GIVEN PROBLEM - Restate the records in their entirety, word for word.

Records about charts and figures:
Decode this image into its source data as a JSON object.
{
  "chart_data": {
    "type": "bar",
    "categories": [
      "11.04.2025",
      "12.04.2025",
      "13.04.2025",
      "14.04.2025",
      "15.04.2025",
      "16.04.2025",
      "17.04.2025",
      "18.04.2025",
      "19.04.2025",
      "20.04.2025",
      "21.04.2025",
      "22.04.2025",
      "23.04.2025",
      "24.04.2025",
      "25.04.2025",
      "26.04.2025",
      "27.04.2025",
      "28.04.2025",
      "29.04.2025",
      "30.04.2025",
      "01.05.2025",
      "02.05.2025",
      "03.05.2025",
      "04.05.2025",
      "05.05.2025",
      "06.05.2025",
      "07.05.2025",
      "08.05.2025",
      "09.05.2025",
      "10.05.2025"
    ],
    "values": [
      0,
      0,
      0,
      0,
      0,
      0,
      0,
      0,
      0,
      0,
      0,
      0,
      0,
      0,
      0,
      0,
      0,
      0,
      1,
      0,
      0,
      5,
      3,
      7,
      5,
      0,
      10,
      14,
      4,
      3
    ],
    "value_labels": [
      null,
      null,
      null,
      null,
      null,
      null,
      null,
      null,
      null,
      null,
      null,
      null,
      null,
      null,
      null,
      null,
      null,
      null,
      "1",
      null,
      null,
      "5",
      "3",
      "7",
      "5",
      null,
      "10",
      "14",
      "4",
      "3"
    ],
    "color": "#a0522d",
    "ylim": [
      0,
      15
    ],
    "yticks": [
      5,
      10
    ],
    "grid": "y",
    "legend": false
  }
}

RESULT OF THIS EXERCISE -
Decode this image into its source data as a JSON object.
{
  "chart_data": {
    "type": "bar",
    "categories": [
      "11.04.2025",
      "12.04.2025",
      "13.04.2025",
      "14.04.2025",
      "15.04.2025",
      "16.04.2025",
      "17.04.2025",
      "18.04.2025",
      "19.04.2025",
      "20.04.2025",
      "21.04.2025",
      "22.04.2025",
      "23.04.2025",
      "24.04.2025",
      "25.04.2025",
      "26.04.2025",
      "27.04.2025",
      "28.04.2025",
      "29.04.2025",
      "30.04.2025",
      "01.05.2025",
      "02.05.2025",
      "03.05.2025",
      "04.05.2025",
      "05.05.2025",
      "06.05.2025",
      "07.05.2025",
      "08.05.2025",
      "09.05.2025",
      "10.05.2025"
    ],
    "values": [
      0,
      0,
      0,
      0,
      0,
      0,
      0,
      0,
      0,
      0,
      0,
      0,
      0,
      0,
      0,
      0,
      0,
      0,
      1,
      0,
      0,
      5,
      3,
      7,
      5,
      0,
      10,
      14,
      4,
      3
    ],
    "value_labels": [
      null,
      null,
      null,
      null,
      null,
      null,
      null,
      null,
      null,
      null,
      null,
      null,
      null,
      null,
      null,
      null,
      null,
      null,
      "1",
      null,
      null,
      "5",
      "3",
      "7",
      "5",
      null,
      "10",
      "14",
      "4",
      "3"
    ],
    "color": "#a0522d",
    "ylim": [
      0,
      15
    ],
    "yticks": [
      5,
      10
    ],
    "grid": "y",
    "legend": false
  }
}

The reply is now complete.